INFORMATION SUPPLIED:
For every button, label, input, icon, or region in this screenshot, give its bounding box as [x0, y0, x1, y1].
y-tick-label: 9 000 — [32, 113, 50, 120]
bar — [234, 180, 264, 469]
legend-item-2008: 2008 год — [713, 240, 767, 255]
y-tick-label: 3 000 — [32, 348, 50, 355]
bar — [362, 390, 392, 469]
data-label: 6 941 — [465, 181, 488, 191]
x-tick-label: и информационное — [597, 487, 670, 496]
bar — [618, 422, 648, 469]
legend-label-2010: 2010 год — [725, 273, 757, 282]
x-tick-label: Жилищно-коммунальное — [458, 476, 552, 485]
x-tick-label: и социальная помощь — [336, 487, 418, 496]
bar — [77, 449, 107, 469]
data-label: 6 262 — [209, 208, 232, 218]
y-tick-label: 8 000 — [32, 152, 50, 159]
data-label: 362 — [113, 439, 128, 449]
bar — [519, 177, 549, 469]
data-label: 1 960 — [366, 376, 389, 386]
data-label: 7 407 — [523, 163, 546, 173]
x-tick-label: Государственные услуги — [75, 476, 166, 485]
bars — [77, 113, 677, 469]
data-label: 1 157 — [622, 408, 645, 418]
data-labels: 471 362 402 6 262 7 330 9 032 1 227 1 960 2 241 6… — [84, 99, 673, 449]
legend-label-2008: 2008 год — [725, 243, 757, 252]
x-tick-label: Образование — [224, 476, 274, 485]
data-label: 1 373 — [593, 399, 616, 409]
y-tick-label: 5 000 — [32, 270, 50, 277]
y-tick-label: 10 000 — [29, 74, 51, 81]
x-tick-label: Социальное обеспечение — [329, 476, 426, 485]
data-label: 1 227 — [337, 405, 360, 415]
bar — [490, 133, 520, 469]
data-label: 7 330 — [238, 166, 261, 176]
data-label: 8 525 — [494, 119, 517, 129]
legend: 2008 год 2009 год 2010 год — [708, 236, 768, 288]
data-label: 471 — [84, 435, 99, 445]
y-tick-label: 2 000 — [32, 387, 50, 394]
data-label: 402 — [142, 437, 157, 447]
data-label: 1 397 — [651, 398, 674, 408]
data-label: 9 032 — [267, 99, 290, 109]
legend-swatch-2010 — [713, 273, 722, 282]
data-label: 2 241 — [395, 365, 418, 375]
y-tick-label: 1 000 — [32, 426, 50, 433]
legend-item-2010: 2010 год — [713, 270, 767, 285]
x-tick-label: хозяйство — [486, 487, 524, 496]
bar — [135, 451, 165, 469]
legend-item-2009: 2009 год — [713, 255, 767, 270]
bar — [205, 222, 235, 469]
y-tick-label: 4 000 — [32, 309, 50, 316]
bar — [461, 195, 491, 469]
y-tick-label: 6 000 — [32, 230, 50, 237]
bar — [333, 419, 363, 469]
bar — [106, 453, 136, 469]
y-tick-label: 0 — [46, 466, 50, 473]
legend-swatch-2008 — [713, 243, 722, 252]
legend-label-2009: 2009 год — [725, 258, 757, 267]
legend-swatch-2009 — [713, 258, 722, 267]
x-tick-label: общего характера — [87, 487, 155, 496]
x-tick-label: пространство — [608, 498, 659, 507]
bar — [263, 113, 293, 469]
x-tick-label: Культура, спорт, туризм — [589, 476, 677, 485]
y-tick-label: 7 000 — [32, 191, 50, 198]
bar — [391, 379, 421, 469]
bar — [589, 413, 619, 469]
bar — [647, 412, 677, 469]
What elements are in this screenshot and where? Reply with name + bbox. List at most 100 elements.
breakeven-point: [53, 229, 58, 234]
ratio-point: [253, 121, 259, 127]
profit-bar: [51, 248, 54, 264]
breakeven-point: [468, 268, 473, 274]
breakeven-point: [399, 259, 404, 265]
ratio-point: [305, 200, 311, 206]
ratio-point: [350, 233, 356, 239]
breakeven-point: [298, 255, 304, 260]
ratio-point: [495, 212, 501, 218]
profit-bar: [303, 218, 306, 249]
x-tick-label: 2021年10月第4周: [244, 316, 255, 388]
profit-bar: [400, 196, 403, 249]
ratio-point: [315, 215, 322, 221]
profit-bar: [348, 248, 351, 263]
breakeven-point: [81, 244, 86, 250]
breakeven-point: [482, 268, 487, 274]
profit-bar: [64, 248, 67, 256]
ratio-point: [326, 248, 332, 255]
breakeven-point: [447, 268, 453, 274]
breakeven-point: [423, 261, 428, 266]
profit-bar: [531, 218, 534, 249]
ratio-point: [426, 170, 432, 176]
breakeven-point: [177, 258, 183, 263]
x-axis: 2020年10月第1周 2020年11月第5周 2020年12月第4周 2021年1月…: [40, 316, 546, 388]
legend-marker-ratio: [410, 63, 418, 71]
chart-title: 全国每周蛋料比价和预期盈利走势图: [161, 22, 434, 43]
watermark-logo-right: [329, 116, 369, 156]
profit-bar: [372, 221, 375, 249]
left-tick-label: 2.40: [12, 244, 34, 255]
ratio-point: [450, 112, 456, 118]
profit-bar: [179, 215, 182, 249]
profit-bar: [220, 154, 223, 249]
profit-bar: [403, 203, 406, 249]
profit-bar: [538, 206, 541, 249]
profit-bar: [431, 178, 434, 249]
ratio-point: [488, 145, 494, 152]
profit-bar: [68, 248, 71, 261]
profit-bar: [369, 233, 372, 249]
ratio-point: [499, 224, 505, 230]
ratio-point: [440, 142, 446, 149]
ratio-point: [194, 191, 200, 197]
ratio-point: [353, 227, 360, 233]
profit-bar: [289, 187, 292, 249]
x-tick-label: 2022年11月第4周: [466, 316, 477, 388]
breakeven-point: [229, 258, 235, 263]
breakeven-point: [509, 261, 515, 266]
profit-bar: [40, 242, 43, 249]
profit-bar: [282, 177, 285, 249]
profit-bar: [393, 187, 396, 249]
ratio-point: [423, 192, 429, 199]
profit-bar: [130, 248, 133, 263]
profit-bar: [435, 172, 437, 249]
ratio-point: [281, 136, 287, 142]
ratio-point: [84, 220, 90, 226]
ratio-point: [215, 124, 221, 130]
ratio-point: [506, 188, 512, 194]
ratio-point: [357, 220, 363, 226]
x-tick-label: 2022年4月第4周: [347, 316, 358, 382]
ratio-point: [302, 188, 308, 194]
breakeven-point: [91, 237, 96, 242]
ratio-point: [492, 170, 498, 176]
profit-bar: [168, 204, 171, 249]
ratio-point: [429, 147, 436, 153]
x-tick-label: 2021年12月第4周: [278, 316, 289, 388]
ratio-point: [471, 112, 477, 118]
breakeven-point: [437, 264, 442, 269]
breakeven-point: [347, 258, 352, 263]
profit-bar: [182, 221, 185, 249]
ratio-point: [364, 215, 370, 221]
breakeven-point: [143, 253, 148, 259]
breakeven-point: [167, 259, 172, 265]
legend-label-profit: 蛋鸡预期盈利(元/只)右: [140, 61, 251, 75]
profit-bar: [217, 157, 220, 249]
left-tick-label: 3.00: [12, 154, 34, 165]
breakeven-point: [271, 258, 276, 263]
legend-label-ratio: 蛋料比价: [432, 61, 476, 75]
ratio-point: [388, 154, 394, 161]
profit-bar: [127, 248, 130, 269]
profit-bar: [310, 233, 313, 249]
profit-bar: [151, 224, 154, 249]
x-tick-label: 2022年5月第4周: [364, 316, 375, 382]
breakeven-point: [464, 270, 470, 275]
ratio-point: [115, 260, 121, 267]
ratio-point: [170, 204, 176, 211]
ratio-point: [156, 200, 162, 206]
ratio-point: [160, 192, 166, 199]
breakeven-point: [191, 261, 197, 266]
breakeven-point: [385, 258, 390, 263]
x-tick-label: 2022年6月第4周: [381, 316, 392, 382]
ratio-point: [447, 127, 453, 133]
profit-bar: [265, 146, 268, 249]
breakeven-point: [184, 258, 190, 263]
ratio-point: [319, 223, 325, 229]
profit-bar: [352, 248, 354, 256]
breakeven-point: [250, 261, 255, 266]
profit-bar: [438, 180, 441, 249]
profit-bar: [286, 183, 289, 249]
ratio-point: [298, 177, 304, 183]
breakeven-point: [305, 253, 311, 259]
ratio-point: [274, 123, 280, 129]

TASK BRIEF:
Count the lines in the entries above that contain the string "left", treating uppercase and lowercase as distinct. Reply with the number alone.

ANSWER:
2